>> START

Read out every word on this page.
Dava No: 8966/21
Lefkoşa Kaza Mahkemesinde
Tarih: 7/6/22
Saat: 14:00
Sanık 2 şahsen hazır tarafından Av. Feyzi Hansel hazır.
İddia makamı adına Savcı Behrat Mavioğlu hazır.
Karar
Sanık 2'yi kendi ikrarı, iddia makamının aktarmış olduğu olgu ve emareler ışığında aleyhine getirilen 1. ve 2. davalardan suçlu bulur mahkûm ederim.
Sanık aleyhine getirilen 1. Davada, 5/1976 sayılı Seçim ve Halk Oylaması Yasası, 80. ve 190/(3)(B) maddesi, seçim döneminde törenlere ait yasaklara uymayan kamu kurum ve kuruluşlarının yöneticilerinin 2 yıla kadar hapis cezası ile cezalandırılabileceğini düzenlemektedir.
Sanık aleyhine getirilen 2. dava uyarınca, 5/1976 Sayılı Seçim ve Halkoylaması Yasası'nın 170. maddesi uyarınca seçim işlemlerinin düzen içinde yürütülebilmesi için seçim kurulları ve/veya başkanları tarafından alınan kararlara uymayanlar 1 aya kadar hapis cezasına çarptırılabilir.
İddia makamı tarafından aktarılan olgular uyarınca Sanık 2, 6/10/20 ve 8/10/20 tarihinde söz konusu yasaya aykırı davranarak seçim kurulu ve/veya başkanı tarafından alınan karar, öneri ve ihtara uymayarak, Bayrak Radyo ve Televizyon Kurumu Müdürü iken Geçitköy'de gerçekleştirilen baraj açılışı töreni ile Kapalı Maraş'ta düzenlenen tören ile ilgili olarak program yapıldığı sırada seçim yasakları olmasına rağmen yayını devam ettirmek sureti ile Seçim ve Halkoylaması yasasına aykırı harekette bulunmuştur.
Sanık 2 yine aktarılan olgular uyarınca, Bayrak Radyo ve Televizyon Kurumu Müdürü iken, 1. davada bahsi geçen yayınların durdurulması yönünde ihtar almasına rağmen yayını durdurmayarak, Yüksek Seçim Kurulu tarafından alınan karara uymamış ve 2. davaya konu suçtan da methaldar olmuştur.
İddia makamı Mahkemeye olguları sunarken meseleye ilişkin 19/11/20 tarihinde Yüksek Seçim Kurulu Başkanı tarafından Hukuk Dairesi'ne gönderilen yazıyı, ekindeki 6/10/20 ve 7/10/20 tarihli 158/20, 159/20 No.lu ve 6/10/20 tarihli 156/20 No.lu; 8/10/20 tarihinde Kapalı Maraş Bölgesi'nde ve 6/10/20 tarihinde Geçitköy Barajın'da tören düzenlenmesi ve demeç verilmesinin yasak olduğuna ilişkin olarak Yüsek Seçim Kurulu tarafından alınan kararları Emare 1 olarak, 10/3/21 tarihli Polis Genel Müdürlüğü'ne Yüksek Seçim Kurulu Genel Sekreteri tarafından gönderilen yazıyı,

>> END

Every record shown above should be written out again exactly.

Read out every word on this page.
Dava No: 8966/21
Lefkoşa Kaza Mahkemesinde
Tarih: 7/6/22
Saat: 14:00
Sanık 2 şahsen hazır tarafından Av. Feyzi Hansel hazır.
İddia makamı adına Savcı Behrat Mavioğlu hazır.
Karar
Sanık 2'yi kendi ikrarı, iddia makamının aktarmış olduğu olgu ve emareler ışığında aleyhine getirilen 1. ve 2. davalardan suçlu bulur mahkûm ederim.
Sanık aleyhine getirilen 1. Davada, 5/1976 sayılı Seçim ve Halk Oylaması Yasası, 80. ve 190/(3)(B) maddesi, seçim döneminde törenlere ait yasaklara uymayan kamu kurum ve kuruluşlarının yöneticilerinin 2 yıla kadar hapis cezası ile cezalandırılabileceğini düzenlemektedir.
Sanık aleyhine getirilen 2. dava uyarınca, 5/1976 Sayılı Seçim ve Halkoylaması Yasası'nın 170. maddesi uyarınca seçim işlemlerinin düzen içinde yürütülebilmesi için seçim kurulları ve/veya başkanları tarafından alınan kararlara uymayanlar 1 aya kadar hapis cezasına çarptırılabilir.
İddia makamı tarafından aktarılan olgular uyarınca Sanık 2, 6/10/20 ve 8/10/20 tarihinde söz konusu yasaya aykırı davranarak seçim kurulu ve/veya başkanı tarafından alınan karar, öneri ve ihtara uymayarak, Bayrak Radyo ve Televizyon Kurumu Müdürü iken Geçitköy'de gerçekleştirilen baraj açılışı töreni ile Kapalı Maraş'ta düzenlenen tören ile ilgili olarak program yapıldığı sırada seçim yasakları olmasına rağmen yayını devam ettirmek sureti ile Seçim ve Halkoylaması yasasına aykırı harekette bulunmuştur.
Sanık 2 yine aktarılan olgular uyarınca, Bayrak Radyo ve Televizyon Kurumu Müdürü iken, 1. davada bahsi geçen yayınların durdurulması yönünde ihtar almasına rağmen yayını durdurmayarak, Yüksek Seçim Kurulu tarafından alınan karara uymamış ve 2. davaya konu suçtan da methaldar olmuştur.
İddia makamı Mahkemeye olguları sunarken meseleye ilişkin 19/11/20 tarihinde Yüksek Seçim Kurulu Başkanı tarafından Hukuk Dairesi'ne gönderilen yazıyı, ekindeki 6/10/20 ve 7/10/20 tarihli 158/20, 159/20 No.lu ve 6/10/20 tarihli 156/20 No.lu; 8/10/20 tarihinde Kapalı Maraş Bölgesi'nde ve 6/10/20 tarihinde Geçitköy Barajın'da tören düzenlenmesi ve demeç verilmesinin yasak olduğuna ilişkin olarak Yüsek Seçim Kurulu tarafından alınan kararları Emare 1 olarak, 10/3/21 tarihli Polis Genel Müdürlüğü'ne Yüksek Seçim Kurulu Genel Sekreteri tarafından gönderilen yazıyı,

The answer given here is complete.